- WHAT IS ASKED
Every record should be written out exactly, with the pictures left out.

- EXCERPTED RECORDS
+++++
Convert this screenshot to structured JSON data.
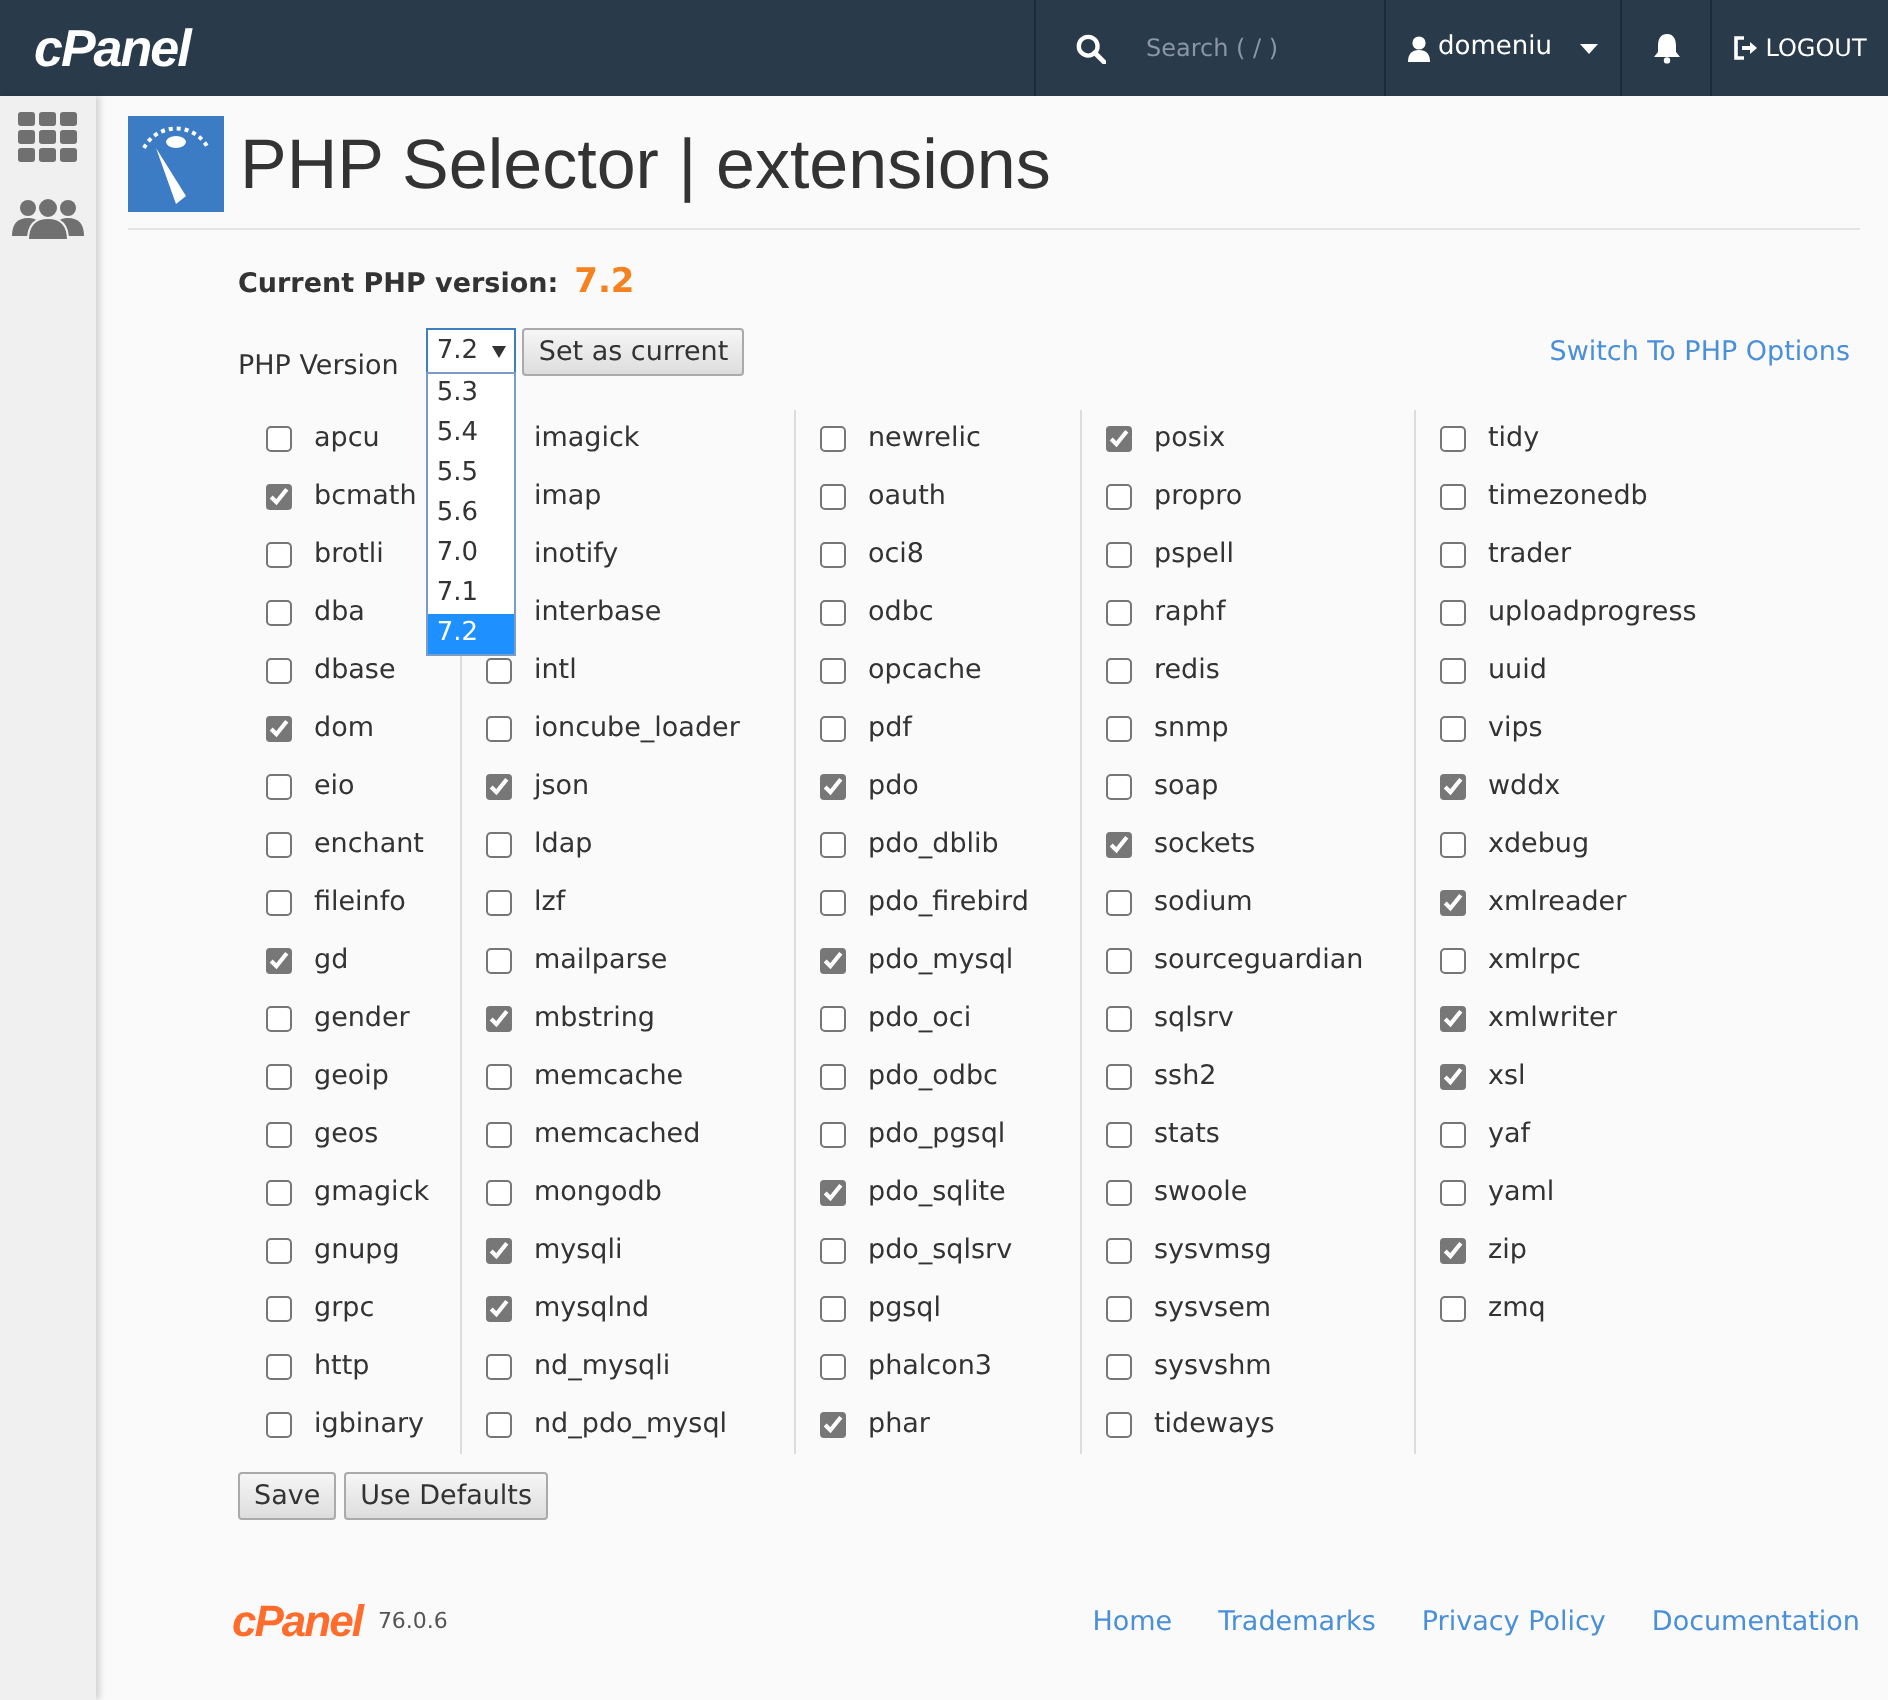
{
  "header": {
    "logo": "cPanel",
    "search": {
      "placeholder": "Search ( / )"
    },
    "user": "domeniu",
    "logout": "LOGOUT"
  },
  "page": {
    "title": "PHP Selector | extensions"
  },
  "current_version": {
    "label": "Current PHP version:",
    "value": "7.2"
  },
  "version_select": {
    "label": "PHP Version",
    "value": "7.2",
    "expanded": true,
    "options": [
      {
        "label": "5.3",
        "selected": false
      },
      {
        "label": "5.4",
        "selected": false
      },
      {
        "label": "5.5",
        "selected": false
      },
      {
        "label": "5.6",
        "selected": false
      },
      {
        "label": "7.0",
        "selected": false
      },
      {
        "label": "7.1",
        "selected": false
      },
      {
        "label": "7.2",
        "selected": true
      }
    ],
    "button": "Set as current"
  },
  "switch_link": "Switch To PHP Options",
  "extension_columns": [
    [
      {
        "name": "apcu",
        "checked": false
      },
      {
        "name": "bcmath",
        "checked": true
      },
      {
        "name": "brotli",
        "checked": false
      },
      {
        "name": "dba",
        "checked": false
      },
      {
        "name": "dbase",
        "checked": false
      },
      {
        "name": "dom",
        "checked": true
      },
      {
        "name": "eio",
        "checked": false
      },
      {
        "name": "enchant",
        "checked": false
      },
      {
        "name": "fileinfo",
        "checked": false
      },
      {
        "name": "gd",
        "checked": true
      },
      {
        "name": "gender",
        "checked": false
      },
      {
        "name": "geoip",
        "checked": false
      },
      {
        "name": "geos",
        "checked": false
      },
      {
        "name": "gmagick",
        "checked": false
      },
      {
        "name": "gnupg",
        "checked": false
      },
      {
        "name": "grpc",
        "checked": false
      },
      {
        "name": "http",
        "checked": false
      },
      {
        "name": "igbinary",
        "checked": false
      }
    ],
    [
      {
        "name": "imagick"
      },
      {
        "name": "imap"
      },
      {
        "name": "inotify"
      },
      {
        "name": "interbase"
      },
      {
        "name": "intl",
        "checked": false
      },
      {
        "name": "ioncube_loader",
        "checked": false
      },
      {
        "name": "json",
        "checked": true
      },
      {
        "name": "ldap",
        "checked": false
      },
      {
        "name": "lzf",
        "checked": false
      },
      {
        "name": "mailparse",
        "checked": false
      },
      {
        "name": "mbstring",
        "checked": true
      },
      {
        "name": "memcache",
        "checked": false
      },
      {
        "name": "memcached",
        "checked": false
      },
      {
        "name": "mongodb",
        "checked": false
      },
      {
        "name": "mysqli",
        "checked": true
      },
      {
        "name": "mysqlnd",
        "checked": true
      },
      {
        "name": "nd_mysqli",
        "checked": false
      },
      {
        "name": "nd_pdo_mysql",
        "checked": false
      }
    ],
    [
      {
        "name": "newrelic",
        "checked": false
      },
      {
        "name": "oauth",
        "checked": false
      },
      {
        "name": "oci8",
        "checked": false
      },
      {
        "name": "odbc",
        "checked": false
      },
      {
        "name": "opcache",
        "checked": false
      },
      {
        "name": "pdf",
        "checked": false
      },
      {
        "name": "pdo",
        "checked": true
      },
      {
        "name": "pdo_dblib",
        "checked": false
      },
      {
        "name": "pdo_firebird",
        "checked": false
      },
      {
        "name": "pdo_mysql",
        "checked": true
      },
      {
        "name": "pdo_oci",
        "checked": false
      },
      {
        "name": "pdo_odbc",
        "checked": false
      },
      {
        "name": "pdo_pgsql",
        "checked": false
      },
      {
        "name": "pdo_sqlite",
        "checked": true
      },
      {
        "name": "pdo_sqlsrv",
        "checked": false
      },
      {
        "name": "pgsql",
        "checked": false
      },
      {
        "name": "phalcon3",
        "checked": false
      },
      {
        "name": "phar",
        "checked": true
      }
    ],
    [
      {
        "name": "posix",
        "checked": true
      },
      {
        "name": "propro",
        "checked": false
      },
      {
        "name": "pspell",
        "checked": false
      },
      {
        "name": "raphf",
        "checked": false
      },
      {
        "name": "redis",
        "checked": false
      },
      {
        "name": "snmp",
        "checked": false
      },
      {
        "name": "soap",
        "checked": false
      },
      {
        "name": "sockets",
        "checked": true
      },
      {
        "name": "sodium",
        "checked": false
      },
      {
        "name": "sourceguardian",
        "checked": false
      },
      {
        "name": "sqlsrv",
        "checked": false
      },
      {
        "name": "ssh2",
        "checked": false
      },
      {
        "name": "stats",
        "checked": false
      },
      {
        "name": "swoole",
        "checked": false
      },
      {
        "name": "sysvmsg",
        "checked": false
      },
      {
        "name": "sysvsem",
        "checked": false
      },
      {
        "name": "sysvshm",
        "checked": false
      },
      {
        "name": "tideways",
        "checked": false
      }
    ],
    [
      {
        "name": "tidy",
        "checked": false
      },
      {
        "name": "timezonedb",
        "checked": false
      },
      {
        "name": "trader",
        "checked": false
      },
      {
        "name": "uploadprogress",
        "checked": false
      },
      {
        "name": "uuid",
        "checked": false
      },
      {
        "name": "vips",
        "checked": false
      },
      {
        "name": "wddx",
        "checked": true
      },
      {
        "name": "xdebug",
        "checked": false
      },
      {
        "name": "xmlreader",
        "checked": true
      },
      {
        "name": "xmlrpc",
        "checked": false
      },
      {
        "name": "xmlwriter",
        "checked": true
      },
      {
        "name": "xsl",
        "checked": true
      },
      {
        "name": "yaf",
        "checked": false
      },
      {
        "name": "yaml",
        "checked": false
      },
      {
        "name": "zip",
        "checked": true
      },
      {
        "name": "zmq",
        "checked": false
      }
    ]
  ],
  "buttons": [
    "Save",
    "Use Defaults"
  ],
  "footer": {
    "logo": "cPanel",
    "version": "76.0.6",
    "links": [
      "Home",
      "Trademarks",
      "Privacy Policy",
      "Documentation"
    ]
  }
}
+++++
- OUTPUT OF THE EXERCISE
Convert this screenshot to structured JSON data.
{
  "header": {
    "logo": "cPanel",
    "search": {
      "placeholder": "Search ( / )"
    },
    "user": "domeniu",
    "logout": "LOGOUT"
  },
  "page": {
    "title": "PHP Selector | extensions"
  },
  "current_version": {
    "label": "Current PHP version:",
    "value": "7.2"
  },
  "version_select": {
    "label": "PHP Version",
    "value": "7.2",
    "expanded": true,
    "options": [
      {
        "label": "5.3",
        "selected": false
      },
      {
        "label": "5.4",
        "selected": false
      },
      {
        "label": "5.5",
        "selected": false
      },
      {
        "label": "5.6",
        "selected": false
      },
      {
        "label": "7.0",
        "selected": false
      },
      {
        "label": "7.1",
        "selected": false
      },
      {
        "label": "7.2",
        "selected": true
      }
    ],
    "button": "Set as current"
  },
  "switch_link": "Switch To PHP Options",
  "extension_columns": [
    [
      {
        "name": "apcu",
        "checked": false
      },
      {
        "name": "bcmath",
        "checked": true
      },
      {
        "name": "brotli",
        "checked": false
      },
      {
        "name": "dba",
        "checked": false
      },
      {
        "name": "dbase",
        "checked": false
      },
      {
        "name": "dom",
        "checked": true
      },
      {
        "name": "eio",
        "checked": false
      },
      {
        "name": "enchant",
        "checked": false
      },
      {
        "name": "fileinfo",
        "checked": false
      },
      {
        "name": "gd",
        "checked": true
      },
      {
        "name": "gender",
        "checked": false
      },
      {
        "name": "geoip",
        "checked": false
      },
      {
        "name": "geos",
        "checked": false
      },
      {
        "name": "gmagick",
        "checked": false
      },
      {
        "name": "gnupg",
        "checked": false
      },
      {
        "name": "grpc",
        "checked": false
      },
      {
        "name": "http",
        "checked": false
      },
      {
        "name": "igbinary",
        "checked": false
      }
    ],
    [
      {
        "name": "imagick"
      },
      {
        "name": "imap"
      },
      {
        "name": "inotify"
      },
      {
        "name": "interbase"
      },
      {
        "name": "intl",
        "checked": false
      },
      {
        "name": "ioncube_loader",
        "checked": false
      },
      {
        "name": "json",
        "checked": true
      },
      {
        "name": "ldap",
        "checked": false
      },
      {
        "name": "lzf",
        "checked": false
      },
      {
        "name": "mailparse",
        "checked": false
      },
      {
        "name": "mbstring",
        "checked": true
      },
      {
        "name": "memcache",
        "checked": false
      },
      {
        "name": "memcached",
        "checked": false
      },
      {
        "name": "mongodb",
        "checked": false
      },
      {
        "name": "mysqli",
        "checked": true
      },
      {
        "name": "mysqlnd",
        "checked": true
      },
      {
        "name": "nd_mysqli",
        "checked": false
      },
      {
        "name": "nd_pdo_mysql",
        "checked": false
      }
    ],
    [
      {
        "name": "newrelic",
        "checked": false
      },
      {
        "name": "oauth",
        "checked": false
      },
      {
        "name": "oci8",
        "checked": false
      },
      {
        "name": "odbc",
        "checked": false
      },
      {
        "name": "opcache",
        "checked": false
      },
      {
        "name": "pdf",
        "checked": false
      },
      {
        "name": "pdo",
        "checked": true
      },
      {
        "name": "pdo_dblib",
        "checked": false
      },
      {
        "name": "pdo_firebird",
        "checked": false
      },
      {
        "name": "pdo_mysql",
        "checked": true
      },
      {
        "name": "pdo_oci",
        "checked": false
      },
      {
        "name": "pdo_odbc",
        "checked": false
      },
      {
        "name": "pdo_pgsql",
        "checked": false
      },
      {
        "name": "pdo_sqlite",
        "checked": true
      },
      {
        "name": "pdo_sqlsrv",
        "checked": false
      },
      {
        "name": "pgsql",
        "checked": false
      },
      {
        "name": "phalcon3",
        "checked": false
      },
      {
        "name": "phar",
        "checked": true
      }
    ],
    [
      {
        "name": "posix",
        "checked": true
      },
      {
        "name": "propro",
        "checked": false
      },
      {
        "name": "pspell",
        "checked": false
      },
      {
        "name": "raphf",
        "checked": false
      },
      {
        "name": "redis",
        "checked": false
      },
      {
        "name": "snmp",
        "checked": false
      },
      {
        "name": "soap",
        "checked": false
      },
      {
        "name": "sockets",
        "checked": true
      },
      {
        "name": "sodium",
        "checked": false
      },
      {
        "name": "sourceguardian",
        "checked": false
      },
      {
        "name": "sqlsrv",
        "checked": false
      },
      {
        "name": "ssh2",
        "checked": false
      },
      {
        "name": "stats",
        "checked": false
      },
      {
        "name": "swoole",
        "checked": false
      },
      {
        "name": "sysvmsg",
        "checked": false
      },
      {
        "name": "sysvsem",
        "checked": false
      },
      {
        "name": "sysvshm",
        "checked": false
      },
      {
        "name": "tideways",
        "checked": false
      }
    ],
    [
      {
        "name": "tidy",
        "checked": false
      },
      {
        "name": "timezonedb",
        "checked": false
      },
      {
        "name": "trader",
        "checked": false
      },
      {
        "name": "uploadprogress",
        "checked": false
      },
      {
        "name": "uuid",
        "checked": false
      },
      {
        "name": "vips",
        "checked": false
      },
      {
        "name": "wddx",
        "checked": true
      },
      {
        "name": "xdebug",
        "checked": false
      },
      {
        "name": "xmlreader",
        "checked": true
      },
      {
        "name": "xmlrpc",
        "checked": false
      },
      {
        "name": "xmlwriter",
        "checked": true
      },
      {
        "name": "xsl",
        "checked": true
      },
      {
        "name": "yaf",
        "checked": false
      },
      {
        "name": "yaml",
        "checked": false
      },
      {
        "name": "zip",
        "checked": true
      },
      {
        "name": "zmq",
        "checked": false
      }
    ]
  ],
  "buttons": [
    "Save",
    "Use Defaults"
  ],
  "footer": {
    "logo": "cPanel",
    "version": "76.0.6",
    "links": [
      "Home",
      "Trademarks",
      "Privacy Policy",
      "Documentation"
    ]
  }
}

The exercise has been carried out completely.